EXERCISE DESCRIPTION ▸
Track down every line below that holds "Present" and copy it.

MATERIAL ▸
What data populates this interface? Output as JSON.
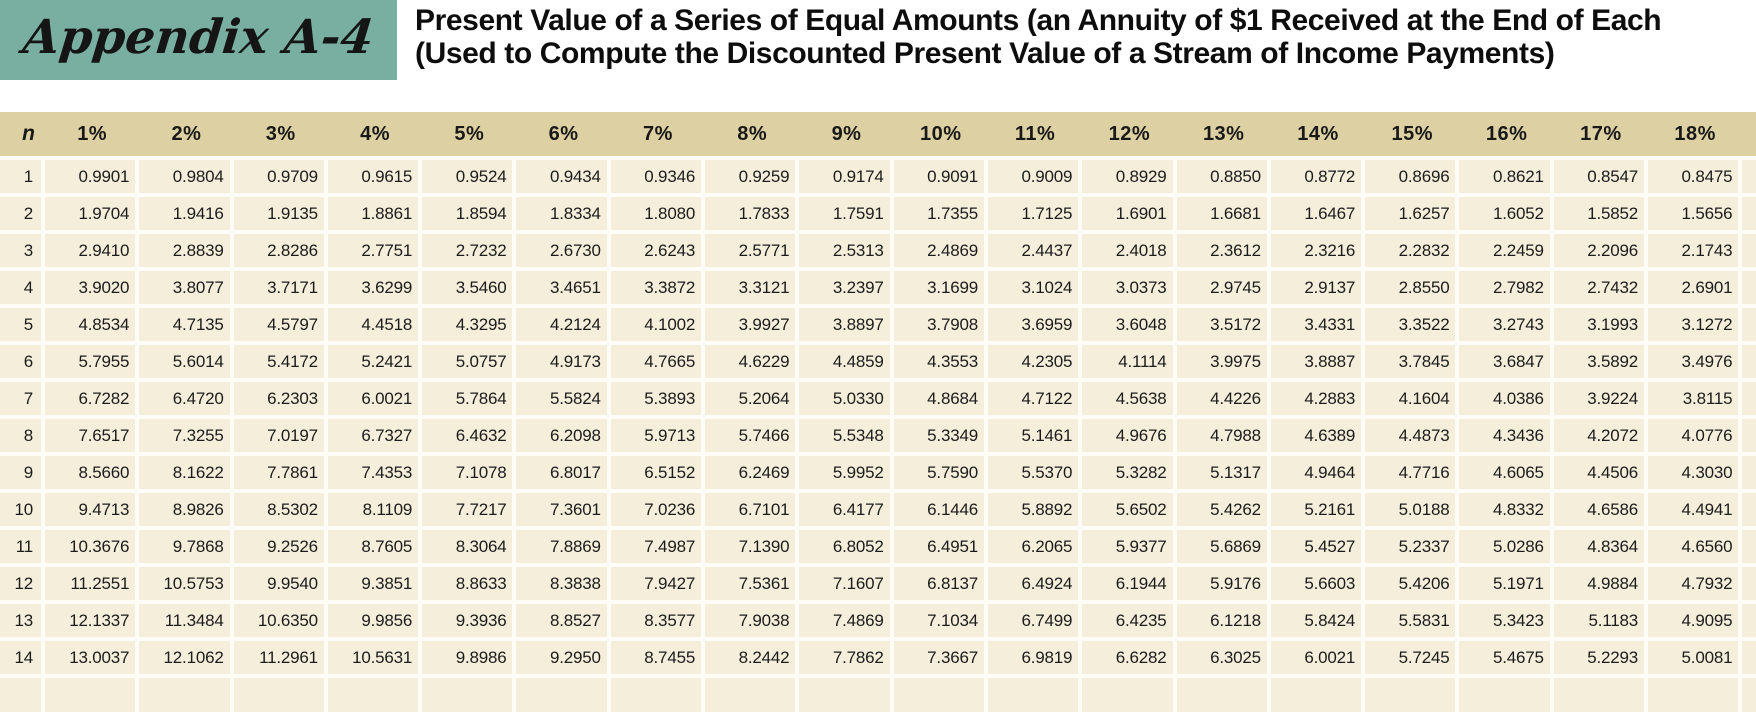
{
  "appendix": {
    "label": "Appendix A-4"
  },
  "title": {
    "line1": "Present Value of a Series of Equal Amounts (an Annuity of $1 Received at the End of Each",
    "line2": "(Used to Compute the Discounted Present Value of a Stream of Income Payments)"
  },
  "colors": {
    "appendix_box": "#78afa0",
    "header_band": "#ddd0a2",
    "cell_background": "#f5eedb",
    "text": "#1c1c1c"
  },
  "table": {
    "col_headers": [
      "n",
      "1%",
      "2%",
      "3%",
      "4%",
      "5%",
      "6%",
      "7%",
      "8%",
      "9%",
      "10%",
      "11%",
      "12%",
      "13%",
      "14%",
      "15%",
      "16%",
      "17%",
      "18%"
    ],
    "rows": [
      {
        "n": "1",
        "values": [
          "0.9901",
          "0.9804",
          "0.9709",
          "0.9615",
          "0.9524",
          "0.9434",
          "0.9346",
          "0.9259",
          "0.9174",
          "0.9091",
          "0.9009",
          "0.8929",
          "0.8850",
          "0.8772",
          "0.8696",
          "0.8621",
          "0.8547",
          "0.8475"
        ]
      },
      {
        "n": "2",
        "values": [
          "1.9704",
          "1.9416",
          "1.9135",
          "1.8861",
          "1.8594",
          "1.8334",
          "1.8080",
          "1.7833",
          "1.7591",
          "1.7355",
          "1.7125",
          "1.6901",
          "1.6681",
          "1.6467",
          "1.6257",
          "1.6052",
          "1.5852",
          "1.5656"
        ]
      },
      {
        "n": "3",
        "values": [
          "2.9410",
          "2.8839",
          "2.8286",
          "2.7751",
          "2.7232",
          "2.6730",
          "2.6243",
          "2.5771",
          "2.5313",
          "2.4869",
          "2.4437",
          "2.4018",
          "2.3612",
          "2.3216",
          "2.2832",
          "2.2459",
          "2.2096",
          "2.1743"
        ]
      },
      {
        "n": "4",
        "values": [
          "3.9020",
          "3.8077",
          "3.7171",
          "3.6299",
          "3.5460",
          "3.4651",
          "3.3872",
          "3.3121",
          "3.2397",
          "3.1699",
          "3.1024",
          "3.0373",
          "2.9745",
          "2.9137",
          "2.8550",
          "2.7982",
          "2.7432",
          "2.6901"
        ]
      },
      {
        "n": "5",
        "values": [
          "4.8534",
          "4.7135",
          "4.5797",
          "4.4518",
          "4.3295",
          "4.2124",
          "4.1002",
          "3.9927",
          "3.8897",
          "3.7908",
          "3.6959",
          "3.6048",
          "3.5172",
          "3.4331",
          "3.3522",
          "3.2743",
          "3.1993",
          "3.1272"
        ]
      },
      {
        "n": "6",
        "values": [
          "5.7955",
          "5.6014",
          "5.4172",
          "5.2421",
          "5.0757",
          "4.9173",
          "4.7665",
          "4.6229",
          "4.4859",
          "4.3553",
          "4.2305",
          "4.1114",
          "3.9975",
          "3.8887",
          "3.7845",
          "3.6847",
          "3.5892",
          "3.4976"
        ]
      },
      {
        "n": "7",
        "values": [
          "6.7282",
          "6.4720",
          "6.2303",
          "6.0021",
          "5.7864",
          "5.5824",
          "5.3893",
          "5.2064",
          "5.0330",
          "4.8684",
          "4.7122",
          "4.5638",
          "4.4226",
          "4.2883",
          "4.1604",
          "4.0386",
          "3.9224",
          "3.8115"
        ]
      },
      {
        "n": "8",
        "values": [
          "7.6517",
          "7.3255",
          "7.0197",
          "6.7327",
          "6.4632",
          "6.2098",
          "5.9713",
          "5.7466",
          "5.5348",
          "5.3349",
          "5.1461",
          "4.9676",
          "4.7988",
          "4.6389",
          "4.4873",
          "4.3436",
          "4.2072",
          "4.0776"
        ]
      },
      {
        "n": "9",
        "values": [
          "8.5660",
          "8.1622",
          "7.7861",
          "7.4353",
          "7.1078",
          "6.8017",
          "6.5152",
          "6.2469",
          "5.9952",
          "5.7590",
          "5.5370",
          "5.3282",
          "5.1317",
          "4.9464",
          "4.7716",
          "4.6065",
          "4.4506",
          "4.3030"
        ]
      },
      {
        "n": "10",
        "values": [
          "9.4713",
          "8.9826",
          "8.5302",
          "8.1109",
          "7.7217",
          "7.3601",
          "7.0236",
          "6.7101",
          "6.4177",
          "6.1446",
          "5.8892",
          "5.6502",
          "5.4262",
          "5.2161",
          "5.0188",
          "4.8332",
          "4.6586",
          "4.4941"
        ]
      },
      {
        "n": "11",
        "values": [
          "10.3676",
          "9.7868",
          "9.2526",
          "8.7605",
          "8.3064",
          "7.8869",
          "7.4987",
          "7.1390",
          "6.8052",
          "6.4951",
          "6.2065",
          "5.9377",
          "5.6869",
          "5.4527",
          "5.2337",
          "5.0286",
          "4.8364",
          "4.6560"
        ]
      },
      {
        "n": "12",
        "values": [
          "11.2551",
          "10.5753",
          "9.9540",
          "9.3851",
          "8.8633",
          "8.3838",
          "7.9427",
          "7.5361",
          "7.1607",
          "6.8137",
          "6.4924",
          "6.1944",
          "5.9176",
          "5.6603",
          "5.4206",
          "5.1971",
          "4.9884",
          "4.7932"
        ]
      },
      {
        "n": "13",
        "values": [
          "12.1337",
          "11.3484",
          "10.6350",
          "9.9856",
          "9.3936",
          "8.8527",
          "8.3577",
          "7.9038",
          "7.4869",
          "7.1034",
          "6.7499",
          "6.4235",
          "6.1218",
          "5.8424",
          "5.5831",
          "5.3423",
          "5.1183",
          "4.9095"
        ]
      },
      {
        "n": "14",
        "values": [
          "13.0037",
          "12.1062",
          "11.2961",
          "10.5631",
          "9.8986",
          "9.2950",
          "8.7455",
          "8.2442",
          "7.7862",
          "7.3667",
          "6.9819",
          "6.6282",
          "6.3025",
          "6.0021",
          "5.7245",
          "5.4675",
          "5.2293",
          "5.0081"
        ]
      }
    ]
  }
}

THE RESPONSE ▸
    "line1": "Present Value of a Series of Equal Amounts (an Annuity of $1 Received at the End of Each",
    "line2": "(Used to Compute the Discounted Present Value of a Stream of Income Payments)"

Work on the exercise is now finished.